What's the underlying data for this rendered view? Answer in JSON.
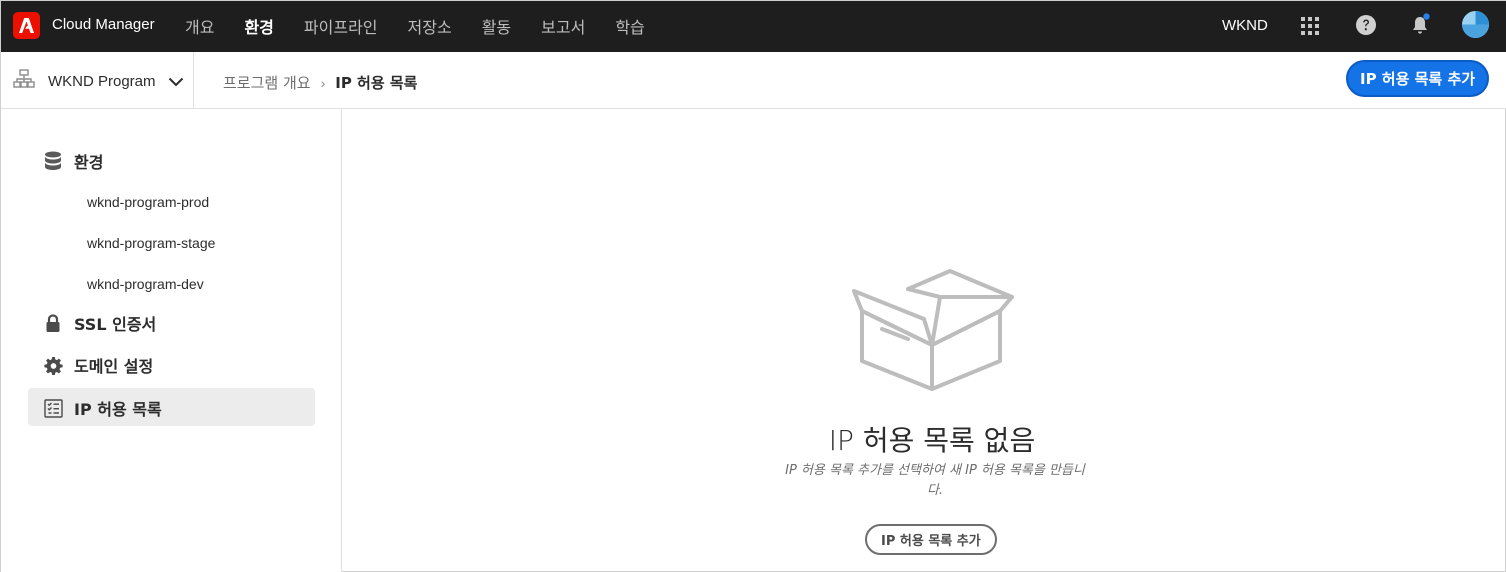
{
  "app": {
    "title": "Cloud Manager",
    "brand_color": "#eb1000",
    "logo_icon": "adobe-logo"
  },
  "nav": {
    "items": [
      {
        "label": "개요",
        "active": false
      },
      {
        "label": "환경",
        "active": true
      },
      {
        "label": "파이프라인",
        "active": false
      },
      {
        "label": "저장소",
        "active": false
      },
      {
        "label": "활동",
        "active": false
      },
      {
        "label": "보고서",
        "active": false
      },
      {
        "label": "학습",
        "active": false
      }
    ],
    "org": "WKND",
    "icons": [
      "apps-grid-icon",
      "help-icon",
      "notification-bell-icon",
      "avatar"
    ]
  },
  "subheader": {
    "program": "WKND Program",
    "breadcrumb": {
      "parent": "프로그램 개요",
      "separator": "›",
      "current": "IP 허용 목록"
    },
    "cta": "IP 허용 목록 추가",
    "accent": "#1473e6"
  },
  "sidebar": {
    "environments": {
      "label": "환경",
      "icon": "database-icon",
      "items": [
        "wknd-program-prod",
        "wknd-program-stage",
        "wknd-program-dev"
      ]
    },
    "ssl": {
      "label": "SSL 인증서",
      "icon": "lock-icon"
    },
    "domains": {
      "label": "도메인 설정",
      "icon": "gear-icon"
    },
    "allowlist": {
      "label": "IP 허용 목록",
      "icon": "checklist-icon",
      "active": true
    }
  },
  "empty_state": {
    "title": "IP 허용 목록 없음",
    "description": "IP 허용 목록 추가를 선택하여 새 IP 허용 목록을 만듭니다.",
    "button": "IP 허용 목록 추가",
    "illustration": "open-box-icon"
  }
}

- _Task brief_
From the entries above, copy each line holding "program".

- _Exercise response_
    "program": "WKND Program",
        "wknd-program-prod",
        "wknd-program-stage",
        "wknd-program-dev"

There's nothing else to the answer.